*SELECTED TEXT*
* * * * * * *
Unless otherwise stated, missingness is applied to the datasets by randomly removing 20% of all missing partition M, with MCAR as the default missing mechanism. We conduct all experiments using the Kaggle notebook with a default Intel Xeon CPU and 30 GB RAM. If no results are produced after 20000 s of running, or if a memory allocation issue arises, we terminate the experiment and denote it as NA in the result tables.

4.3 Results and Discussion

We perform experiments comparing the performance between SVDI and PCAI and present the results in the tables below. From now on, the bold values on the tables indicate better performance for each metric on each dataset. According to Table 2, SVDI outperforms PCAI by having lower average RMSE values for most methods and datasets. Specifically, SVDI proves more effective than PCAI with SoftImpute, Mice, and KNNI methods on Fashion MNIST and MNIST datasets. In the IMDB datasets, there is an insignificant difference between PCA and SVD, and we could not retrieve the results of MICE due to a memory issue. But overall, SVDI is a better strategy for imputing missing values than PCAI, especially when combined with SoftImpute, Mice, and KNNI methods.

Table 2. The average RMSE of Imputation methods.
Table 3. The average accuracy (%) of Imputation methods.
* * * * * * *
*EXTRACTED MATERIAL*

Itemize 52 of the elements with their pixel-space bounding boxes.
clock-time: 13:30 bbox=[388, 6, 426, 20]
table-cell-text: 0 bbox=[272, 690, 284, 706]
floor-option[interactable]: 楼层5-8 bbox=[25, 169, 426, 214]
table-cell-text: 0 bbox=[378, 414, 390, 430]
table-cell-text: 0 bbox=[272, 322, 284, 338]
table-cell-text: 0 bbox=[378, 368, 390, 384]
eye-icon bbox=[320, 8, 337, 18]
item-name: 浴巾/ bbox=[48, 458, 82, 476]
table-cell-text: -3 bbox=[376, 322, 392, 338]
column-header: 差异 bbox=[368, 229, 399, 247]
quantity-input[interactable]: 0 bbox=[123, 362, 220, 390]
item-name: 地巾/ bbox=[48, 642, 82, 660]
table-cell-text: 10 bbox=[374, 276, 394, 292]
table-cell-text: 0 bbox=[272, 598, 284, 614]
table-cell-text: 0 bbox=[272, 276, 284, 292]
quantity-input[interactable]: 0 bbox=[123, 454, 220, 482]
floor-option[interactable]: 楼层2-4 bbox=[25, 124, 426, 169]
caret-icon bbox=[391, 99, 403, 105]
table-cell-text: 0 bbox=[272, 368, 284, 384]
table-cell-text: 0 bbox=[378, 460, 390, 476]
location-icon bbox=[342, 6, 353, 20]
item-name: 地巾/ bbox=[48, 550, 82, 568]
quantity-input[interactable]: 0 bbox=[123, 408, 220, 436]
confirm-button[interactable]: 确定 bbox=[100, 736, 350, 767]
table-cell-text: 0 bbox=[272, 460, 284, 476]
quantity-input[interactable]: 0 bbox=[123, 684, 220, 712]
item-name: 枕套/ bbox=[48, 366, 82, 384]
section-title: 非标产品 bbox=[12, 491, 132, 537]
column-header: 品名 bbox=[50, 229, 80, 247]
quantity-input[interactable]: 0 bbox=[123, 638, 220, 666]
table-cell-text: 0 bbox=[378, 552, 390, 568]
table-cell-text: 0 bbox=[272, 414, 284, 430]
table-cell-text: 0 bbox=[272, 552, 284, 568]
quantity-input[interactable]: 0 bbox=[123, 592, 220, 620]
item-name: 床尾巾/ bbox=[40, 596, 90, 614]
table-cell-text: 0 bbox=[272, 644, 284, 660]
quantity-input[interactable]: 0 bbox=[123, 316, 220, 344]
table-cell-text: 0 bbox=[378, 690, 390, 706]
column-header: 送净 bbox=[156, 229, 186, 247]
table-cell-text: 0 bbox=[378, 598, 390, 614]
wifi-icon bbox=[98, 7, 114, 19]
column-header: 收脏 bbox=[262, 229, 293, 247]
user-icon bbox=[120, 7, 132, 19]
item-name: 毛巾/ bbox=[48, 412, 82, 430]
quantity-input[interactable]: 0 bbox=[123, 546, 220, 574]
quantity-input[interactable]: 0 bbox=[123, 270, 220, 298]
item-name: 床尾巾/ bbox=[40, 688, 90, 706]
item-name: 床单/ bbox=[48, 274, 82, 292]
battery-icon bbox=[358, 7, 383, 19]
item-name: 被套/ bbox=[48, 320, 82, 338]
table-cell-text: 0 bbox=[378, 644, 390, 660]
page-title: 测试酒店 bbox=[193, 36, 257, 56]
* * * * * * *
*ASSIGNED TASK 1*
Answer these about the excerpt on SVDI and PCAI, one line each:
(a) What is the default missing mechanism?
(b) After how many seconds without results is an experiment terminated?
(c) On which datasets does SVDI prove more effective than PCAI with SoftImpute, Mice, and KNNI?
*ASSIGNED TASK 2*
Can you retype the excerpt on SVDI and PCAI from "4.3 Results and Discussion" up to and including "RMSE of Imputation methods."?

*RESPONSE AREA 1*
(a) MCAR
(b) 20000 s
(c) Fashion MNIST and MNIST

*RESPONSE AREA 2*
4.3 Results and Discussion

We perform experiments comparing the performance between SVDI and PCAI and present the results in the tables below. From now on, the bold values on the tables indicate better performance for each metric on each dataset. According to Table 2, SVDI outperforms PCAI by having lower average RMSE values for most methods and datasets. Specifically, SVDI proves more effective than PCAI with SoftImpute, Mice, and KNNI methods on Fashion MNIST and MNIST datasets. In the IMDB datasets, there is an insignificant difference between PCA and SVD, and we could not retrieve the results of MICE due to a memory issue. But overall, SVDI is a better strategy for imputing missing values than PCAI, especially when combined with SoftImpute, Mice, and KNNI methods.

Table 2. The average RMSE of Imputation methods.